## TASK OBJECTIVE:
What lines of the listing include the string "Coronavirus"? Show them all.

===== THE RECORDS =====

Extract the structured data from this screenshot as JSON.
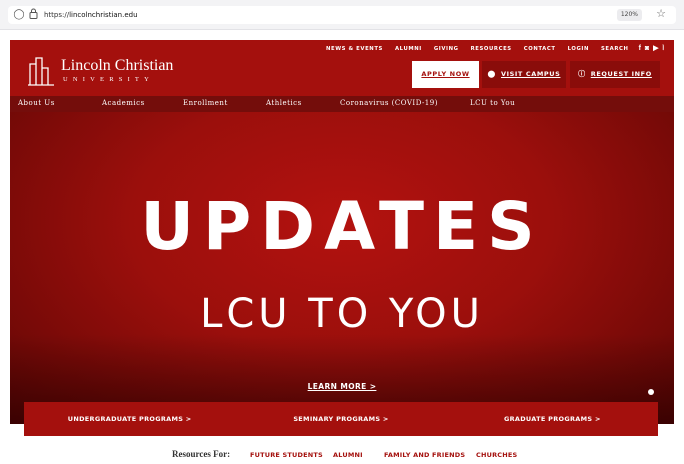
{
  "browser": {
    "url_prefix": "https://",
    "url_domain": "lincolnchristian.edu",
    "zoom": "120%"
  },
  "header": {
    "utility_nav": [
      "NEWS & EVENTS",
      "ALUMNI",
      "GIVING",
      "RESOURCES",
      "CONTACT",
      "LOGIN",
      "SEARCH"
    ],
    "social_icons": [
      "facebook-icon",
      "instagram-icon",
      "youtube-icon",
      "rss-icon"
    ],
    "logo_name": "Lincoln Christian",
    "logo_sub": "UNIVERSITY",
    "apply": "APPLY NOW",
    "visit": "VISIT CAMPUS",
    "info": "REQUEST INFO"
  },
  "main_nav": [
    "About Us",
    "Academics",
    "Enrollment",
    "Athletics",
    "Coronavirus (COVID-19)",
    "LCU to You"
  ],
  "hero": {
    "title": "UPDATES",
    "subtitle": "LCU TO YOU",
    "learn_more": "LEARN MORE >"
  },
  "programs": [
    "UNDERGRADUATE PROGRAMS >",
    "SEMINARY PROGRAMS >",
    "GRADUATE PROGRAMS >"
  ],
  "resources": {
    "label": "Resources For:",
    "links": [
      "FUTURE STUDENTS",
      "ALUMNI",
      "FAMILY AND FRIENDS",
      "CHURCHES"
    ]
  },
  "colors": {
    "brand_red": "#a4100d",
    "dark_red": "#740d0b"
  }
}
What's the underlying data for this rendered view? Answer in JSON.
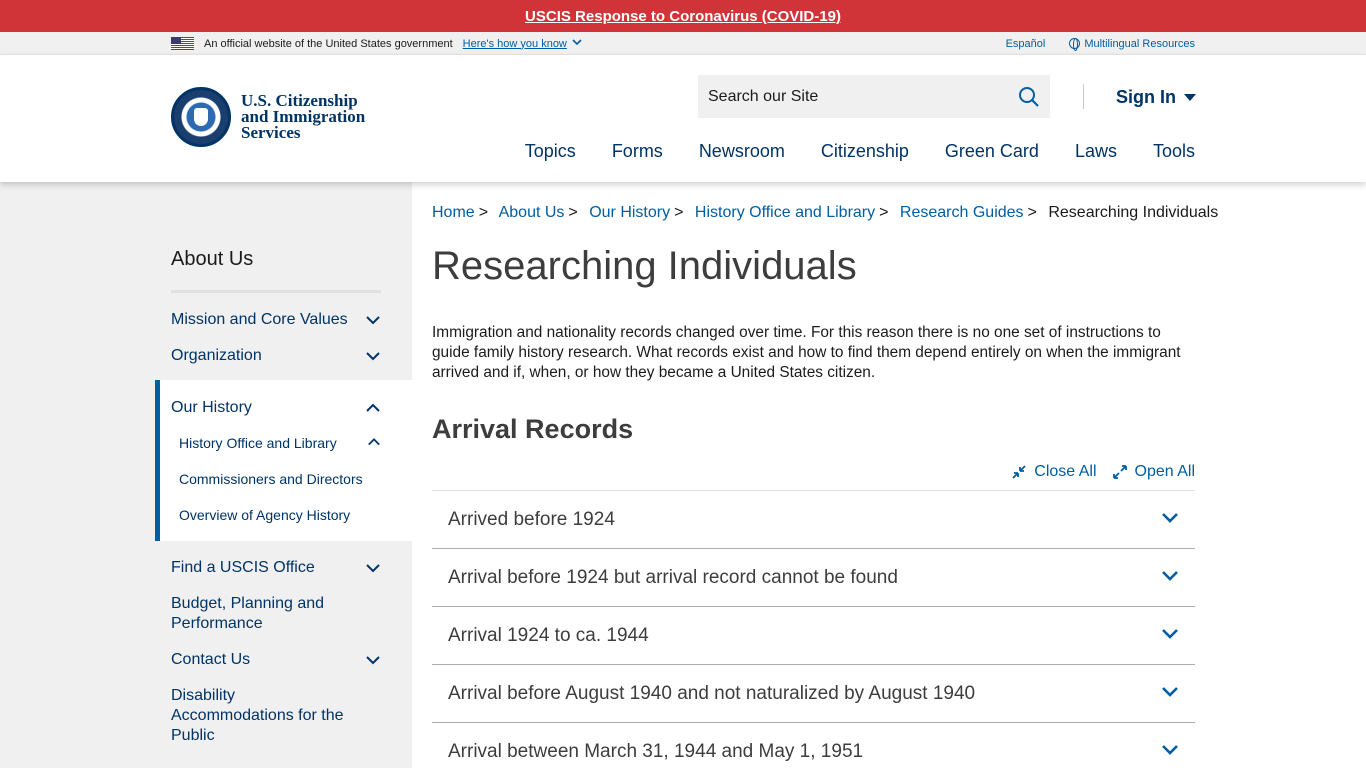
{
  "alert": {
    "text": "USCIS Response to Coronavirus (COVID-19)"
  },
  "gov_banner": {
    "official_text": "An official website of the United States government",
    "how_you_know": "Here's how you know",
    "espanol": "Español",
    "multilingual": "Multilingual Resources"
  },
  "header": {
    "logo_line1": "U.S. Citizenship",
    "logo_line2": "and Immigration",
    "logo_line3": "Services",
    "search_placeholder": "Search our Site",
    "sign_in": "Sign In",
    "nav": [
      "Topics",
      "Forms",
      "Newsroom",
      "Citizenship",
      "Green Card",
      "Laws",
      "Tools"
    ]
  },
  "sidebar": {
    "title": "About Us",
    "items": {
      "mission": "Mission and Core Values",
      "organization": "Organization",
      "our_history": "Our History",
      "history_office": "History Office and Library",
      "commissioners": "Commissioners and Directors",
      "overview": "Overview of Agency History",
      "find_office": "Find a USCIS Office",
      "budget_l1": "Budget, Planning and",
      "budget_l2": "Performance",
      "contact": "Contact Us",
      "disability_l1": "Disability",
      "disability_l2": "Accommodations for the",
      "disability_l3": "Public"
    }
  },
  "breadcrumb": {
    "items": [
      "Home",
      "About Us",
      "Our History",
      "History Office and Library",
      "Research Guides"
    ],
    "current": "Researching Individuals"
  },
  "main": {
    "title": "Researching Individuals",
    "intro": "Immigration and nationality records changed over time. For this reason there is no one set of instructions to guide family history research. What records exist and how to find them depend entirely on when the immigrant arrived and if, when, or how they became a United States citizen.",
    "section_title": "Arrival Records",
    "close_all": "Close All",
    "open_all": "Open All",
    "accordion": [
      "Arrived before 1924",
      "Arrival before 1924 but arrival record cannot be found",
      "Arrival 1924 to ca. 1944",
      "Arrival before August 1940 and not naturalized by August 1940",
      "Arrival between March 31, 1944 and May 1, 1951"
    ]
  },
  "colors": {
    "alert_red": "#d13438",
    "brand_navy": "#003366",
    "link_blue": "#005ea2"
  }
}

=====
===== THE RECORDS =====

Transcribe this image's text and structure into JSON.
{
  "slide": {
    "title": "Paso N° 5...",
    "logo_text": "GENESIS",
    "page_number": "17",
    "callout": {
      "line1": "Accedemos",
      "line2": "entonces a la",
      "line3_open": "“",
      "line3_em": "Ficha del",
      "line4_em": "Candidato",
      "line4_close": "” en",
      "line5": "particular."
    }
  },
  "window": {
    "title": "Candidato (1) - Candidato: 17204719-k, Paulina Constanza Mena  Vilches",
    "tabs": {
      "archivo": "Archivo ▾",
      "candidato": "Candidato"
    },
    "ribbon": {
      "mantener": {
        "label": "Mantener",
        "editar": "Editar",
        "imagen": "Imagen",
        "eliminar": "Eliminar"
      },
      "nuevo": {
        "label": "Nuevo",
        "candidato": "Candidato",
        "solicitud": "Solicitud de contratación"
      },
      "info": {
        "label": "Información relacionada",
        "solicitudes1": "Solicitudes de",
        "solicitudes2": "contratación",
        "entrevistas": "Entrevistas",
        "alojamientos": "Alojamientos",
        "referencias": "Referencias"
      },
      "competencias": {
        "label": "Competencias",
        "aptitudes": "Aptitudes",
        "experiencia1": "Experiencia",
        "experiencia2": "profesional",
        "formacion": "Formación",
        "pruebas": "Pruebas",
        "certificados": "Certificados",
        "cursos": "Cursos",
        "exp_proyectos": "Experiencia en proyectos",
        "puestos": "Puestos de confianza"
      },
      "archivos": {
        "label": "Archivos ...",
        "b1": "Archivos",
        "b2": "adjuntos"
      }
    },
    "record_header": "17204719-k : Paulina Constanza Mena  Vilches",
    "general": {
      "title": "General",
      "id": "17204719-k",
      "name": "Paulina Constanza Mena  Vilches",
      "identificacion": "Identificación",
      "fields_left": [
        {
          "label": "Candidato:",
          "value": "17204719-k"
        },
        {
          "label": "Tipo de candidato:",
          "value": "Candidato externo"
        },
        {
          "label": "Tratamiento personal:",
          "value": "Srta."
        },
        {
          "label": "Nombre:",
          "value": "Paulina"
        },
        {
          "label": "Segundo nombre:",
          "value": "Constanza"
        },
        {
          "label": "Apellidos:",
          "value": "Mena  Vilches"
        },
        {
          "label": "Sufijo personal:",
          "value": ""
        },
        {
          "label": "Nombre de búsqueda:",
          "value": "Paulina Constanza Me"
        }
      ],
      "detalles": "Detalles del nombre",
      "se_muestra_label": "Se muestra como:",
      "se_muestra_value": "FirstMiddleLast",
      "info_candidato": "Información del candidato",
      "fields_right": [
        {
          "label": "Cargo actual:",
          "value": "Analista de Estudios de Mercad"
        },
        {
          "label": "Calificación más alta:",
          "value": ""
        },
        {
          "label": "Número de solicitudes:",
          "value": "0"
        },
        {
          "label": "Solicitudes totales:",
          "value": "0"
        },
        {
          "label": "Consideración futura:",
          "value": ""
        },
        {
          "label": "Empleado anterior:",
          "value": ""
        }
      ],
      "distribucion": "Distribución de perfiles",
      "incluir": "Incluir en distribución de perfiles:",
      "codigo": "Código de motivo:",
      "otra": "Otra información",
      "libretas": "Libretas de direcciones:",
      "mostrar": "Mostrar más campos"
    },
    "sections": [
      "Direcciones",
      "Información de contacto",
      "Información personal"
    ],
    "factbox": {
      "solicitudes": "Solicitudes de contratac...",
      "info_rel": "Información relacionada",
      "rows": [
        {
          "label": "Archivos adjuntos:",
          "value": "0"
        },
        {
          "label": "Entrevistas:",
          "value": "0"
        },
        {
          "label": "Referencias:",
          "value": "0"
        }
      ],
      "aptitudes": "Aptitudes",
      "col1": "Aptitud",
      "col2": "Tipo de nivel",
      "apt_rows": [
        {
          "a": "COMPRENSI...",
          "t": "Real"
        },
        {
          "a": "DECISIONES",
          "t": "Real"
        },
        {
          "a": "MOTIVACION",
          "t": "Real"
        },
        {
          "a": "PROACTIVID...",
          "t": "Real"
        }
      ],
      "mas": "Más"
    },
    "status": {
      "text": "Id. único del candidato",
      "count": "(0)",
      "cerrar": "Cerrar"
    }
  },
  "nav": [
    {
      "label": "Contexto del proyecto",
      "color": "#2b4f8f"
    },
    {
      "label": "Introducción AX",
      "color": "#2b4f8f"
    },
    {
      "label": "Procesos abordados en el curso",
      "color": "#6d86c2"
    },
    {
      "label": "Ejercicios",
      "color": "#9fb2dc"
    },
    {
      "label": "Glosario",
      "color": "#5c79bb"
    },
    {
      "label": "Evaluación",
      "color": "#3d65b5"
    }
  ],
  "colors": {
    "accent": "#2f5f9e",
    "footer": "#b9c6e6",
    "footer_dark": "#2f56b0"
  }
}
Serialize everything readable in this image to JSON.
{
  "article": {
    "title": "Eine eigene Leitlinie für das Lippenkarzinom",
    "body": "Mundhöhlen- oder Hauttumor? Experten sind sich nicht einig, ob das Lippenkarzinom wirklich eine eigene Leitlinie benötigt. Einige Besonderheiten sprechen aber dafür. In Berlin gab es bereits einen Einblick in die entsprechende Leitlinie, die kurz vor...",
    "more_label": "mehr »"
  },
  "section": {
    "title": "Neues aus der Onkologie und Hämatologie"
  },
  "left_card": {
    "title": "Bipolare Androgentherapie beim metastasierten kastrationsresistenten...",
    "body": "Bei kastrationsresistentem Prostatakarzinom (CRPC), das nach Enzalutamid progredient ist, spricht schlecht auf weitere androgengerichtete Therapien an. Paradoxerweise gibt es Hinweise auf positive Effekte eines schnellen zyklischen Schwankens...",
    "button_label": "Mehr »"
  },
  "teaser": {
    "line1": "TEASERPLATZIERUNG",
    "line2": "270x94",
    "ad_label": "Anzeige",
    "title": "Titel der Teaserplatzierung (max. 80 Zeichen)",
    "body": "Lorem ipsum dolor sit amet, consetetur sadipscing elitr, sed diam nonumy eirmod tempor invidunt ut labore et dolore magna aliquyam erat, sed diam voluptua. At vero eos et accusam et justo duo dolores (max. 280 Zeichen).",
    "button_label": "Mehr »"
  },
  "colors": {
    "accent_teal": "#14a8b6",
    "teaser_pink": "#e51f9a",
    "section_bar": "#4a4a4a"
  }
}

=====

## SOLUTION BELOW:
    "Coronavirus (COVID-19)",
    "text": "USCIS Response to Coronavirus (COVID-19)"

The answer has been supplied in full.